◆ GIVEN ENTRIES ◆

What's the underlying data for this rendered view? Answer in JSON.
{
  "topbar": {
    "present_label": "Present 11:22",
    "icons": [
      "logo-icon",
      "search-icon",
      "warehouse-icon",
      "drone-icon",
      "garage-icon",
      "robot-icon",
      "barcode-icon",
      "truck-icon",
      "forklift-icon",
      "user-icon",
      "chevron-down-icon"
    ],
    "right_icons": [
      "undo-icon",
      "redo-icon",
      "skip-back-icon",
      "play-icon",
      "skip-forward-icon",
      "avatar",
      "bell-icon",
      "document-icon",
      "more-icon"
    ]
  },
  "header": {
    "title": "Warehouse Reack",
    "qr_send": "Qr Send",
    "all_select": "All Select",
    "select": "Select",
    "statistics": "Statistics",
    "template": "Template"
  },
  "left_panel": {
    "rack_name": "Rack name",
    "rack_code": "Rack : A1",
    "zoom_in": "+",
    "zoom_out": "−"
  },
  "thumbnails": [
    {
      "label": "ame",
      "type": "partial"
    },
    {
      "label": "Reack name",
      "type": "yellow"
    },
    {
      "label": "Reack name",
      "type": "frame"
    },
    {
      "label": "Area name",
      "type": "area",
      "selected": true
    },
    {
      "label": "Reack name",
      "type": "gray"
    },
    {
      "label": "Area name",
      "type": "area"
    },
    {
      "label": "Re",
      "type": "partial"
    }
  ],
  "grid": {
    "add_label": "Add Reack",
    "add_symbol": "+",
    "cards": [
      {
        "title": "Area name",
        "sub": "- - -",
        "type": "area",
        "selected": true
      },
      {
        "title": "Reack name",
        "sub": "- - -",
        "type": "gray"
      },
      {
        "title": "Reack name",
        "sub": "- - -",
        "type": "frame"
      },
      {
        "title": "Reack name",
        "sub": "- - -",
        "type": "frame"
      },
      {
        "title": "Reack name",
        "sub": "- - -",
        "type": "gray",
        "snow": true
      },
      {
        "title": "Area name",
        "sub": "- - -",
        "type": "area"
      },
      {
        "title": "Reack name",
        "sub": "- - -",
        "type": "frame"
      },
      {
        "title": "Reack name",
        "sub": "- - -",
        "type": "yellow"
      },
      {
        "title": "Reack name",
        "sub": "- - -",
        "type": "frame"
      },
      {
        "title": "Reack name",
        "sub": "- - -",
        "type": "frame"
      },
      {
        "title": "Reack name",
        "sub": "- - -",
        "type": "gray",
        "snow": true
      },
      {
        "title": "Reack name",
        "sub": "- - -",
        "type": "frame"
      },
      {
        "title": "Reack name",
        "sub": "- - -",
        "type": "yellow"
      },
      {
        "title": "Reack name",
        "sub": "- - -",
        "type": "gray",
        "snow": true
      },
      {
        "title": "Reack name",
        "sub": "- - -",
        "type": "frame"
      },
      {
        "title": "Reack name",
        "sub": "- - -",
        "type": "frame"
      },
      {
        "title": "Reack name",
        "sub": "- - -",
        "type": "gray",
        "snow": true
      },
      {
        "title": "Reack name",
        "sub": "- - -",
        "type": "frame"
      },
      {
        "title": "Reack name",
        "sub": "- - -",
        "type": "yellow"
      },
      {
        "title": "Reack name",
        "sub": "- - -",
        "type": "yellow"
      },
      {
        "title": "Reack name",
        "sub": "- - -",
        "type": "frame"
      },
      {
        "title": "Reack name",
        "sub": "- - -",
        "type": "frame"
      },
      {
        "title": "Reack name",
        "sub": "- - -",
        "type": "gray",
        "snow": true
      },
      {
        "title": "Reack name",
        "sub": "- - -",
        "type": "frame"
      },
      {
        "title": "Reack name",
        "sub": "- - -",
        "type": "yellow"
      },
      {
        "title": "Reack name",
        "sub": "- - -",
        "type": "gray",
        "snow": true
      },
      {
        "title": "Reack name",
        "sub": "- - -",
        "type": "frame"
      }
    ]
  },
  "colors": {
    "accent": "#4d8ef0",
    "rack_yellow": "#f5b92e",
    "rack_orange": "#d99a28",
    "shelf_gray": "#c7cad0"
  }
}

◆ WHAT TO DO ◆
Write out all of the records above exactly as they appear.

◆ WRITTEN ANSWER ◆
What's the underlying data for this rendered view? Answer in JSON.
{
  "topbar": {
    "present_label": "Present 11:22",
    "icons": [
      "logo-icon",
      "search-icon",
      "warehouse-icon",
      "drone-icon",
      "garage-icon",
      "robot-icon",
      "barcode-icon",
      "truck-icon",
      "forklift-icon",
      "user-icon",
      "chevron-down-icon"
    ],
    "right_icons": [
      "undo-icon",
      "redo-icon",
      "skip-back-icon",
      "play-icon",
      "skip-forward-icon",
      "avatar",
      "bell-icon",
      "document-icon",
      "more-icon"
    ]
  },
  "header": {
    "title": "Warehouse Reack",
    "qr_send": "Qr Send",
    "all_select": "All Select",
    "select": "Select",
    "statistics": "Statistics",
    "template": "Template"
  },
  "left_panel": {
    "rack_name": "Rack name",
    "rack_code": "Rack : A1",
    "zoom_in": "+",
    "zoom_out": "−"
  },
  "thumbnails": [
    {
      "label": "ame",
      "type": "partial"
    },
    {
      "label": "Reack name",
      "type": "yellow"
    },
    {
      "label": "Reack name",
      "type": "frame"
    },
    {
      "label": "Area name",
      "type": "area",
      "selected": true
    },
    {
      "label": "Reack name",
      "type": "gray"
    },
    {
      "label": "Area name",
      "type": "area"
    },
    {
      "label": "Re",
      "type": "partial"
    }
  ],
  "grid": {
    "add_label": "Add Reack",
    "add_symbol": "+",
    "cards": [
      {
        "title": "Area name",
        "sub": "- - -",
        "type": "area",
        "selected": true
      },
      {
        "title": "Reack name",
        "sub": "- - -",
        "type": "gray"
      },
      {
        "title": "Reack name",
        "sub": "- - -",
        "type": "frame"
      },
      {
        "title": "Reack name",
        "sub": "- - -",
        "type": "frame"
      },
      {
        "title": "Reack name",
        "sub": "- - -",
        "type": "gray",
        "snow": true
      },
      {
        "title": "Area name",
        "sub": "- - -",
        "type": "area"
      },
      {
        "title": "Reack name",
        "sub": "- - -",
        "type": "frame"
      },
      {
        "title": "Reack name",
        "sub": "- - -",
        "type": "yellow"
      },
      {
        "title": "Reack name",
        "sub": "- - -",
        "type": "frame"
      },
      {
        "title": "Reack name",
        "sub": "- - -",
        "type": "frame"
      },
      {
        "title": "Reack name",
        "sub": "- - -",
        "type": "gray",
        "snow": true
      },
      {
        "title": "Reack name",
        "sub": "- - -",
        "type": "frame"
      },
      {
        "title": "Reack name",
        "sub": "- - -",
        "type": "yellow"
      },
      {
        "title": "Reack name",
        "sub": "- - -",
        "type": "gray",
        "snow": true
      },
      {
        "title": "Reack name",
        "sub": "- - -",
        "type": "frame"
      },
      {
        "title": "Reack name",
        "sub": "- - -",
        "type": "frame"
      },
      {
        "title": "Reack name",
        "sub": "- - -",
        "type": "gray",
        "snow": true
      },
      {
        "title": "Reack name",
        "sub": "- - -",
        "type": "frame"
      },
      {
        "title": "Reack name",
        "sub": "- - -",
        "type": "yellow"
      },
      {
        "title": "Reack name",
        "sub": "- - -",
        "type": "yellow"
      },
      {
        "title": "Reack name",
        "sub": "- - -",
        "type": "frame"
      },
      {
        "title": "Reack name",
        "sub": "- - -",
        "type": "frame"
      },
      {
        "title": "Reack name",
        "sub": "- - -",
        "type": "gray",
        "snow": true
      },
      {
        "title": "Reack name",
        "sub": "- - -",
        "type": "frame"
      },
      {
        "title": "Reack name",
        "sub": "- - -",
        "type": "yellow"
      },
      {
        "title": "Reack name",
        "sub": "- - -",
        "type": "gray",
        "snow": true
      },
      {
        "title": "Reack name",
        "sub": "- - -",
        "type": "frame"
      }
    ]
  },
  "colors": {
    "accent": "#4d8ef0",
    "rack_yellow": "#f5b92e",
    "rack_orange": "#d99a28",
    "shelf_gray": "#c7cad0"
  }
}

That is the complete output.